● GIVEN RECORDS:
▼▼▼

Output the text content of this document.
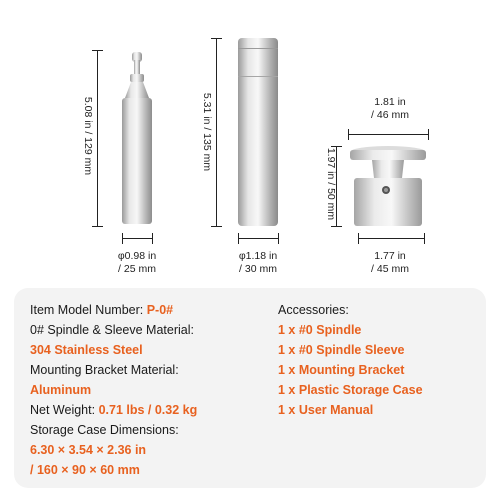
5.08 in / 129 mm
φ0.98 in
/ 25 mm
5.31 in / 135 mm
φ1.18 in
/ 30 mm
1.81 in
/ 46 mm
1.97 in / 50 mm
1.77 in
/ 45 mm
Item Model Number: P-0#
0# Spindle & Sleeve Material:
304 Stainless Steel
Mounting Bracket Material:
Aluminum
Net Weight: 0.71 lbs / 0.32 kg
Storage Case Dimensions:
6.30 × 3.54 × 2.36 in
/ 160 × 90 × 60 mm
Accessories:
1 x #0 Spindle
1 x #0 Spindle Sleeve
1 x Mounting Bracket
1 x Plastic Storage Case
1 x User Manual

▲▲▲

● EXERCISE PROMPT:
Select every line above that contains the word "Storage", and copy it.

● SOLUTION FOR THIS PROBLEM:
Storage Case Dimensions:
1 x Plastic Storage Case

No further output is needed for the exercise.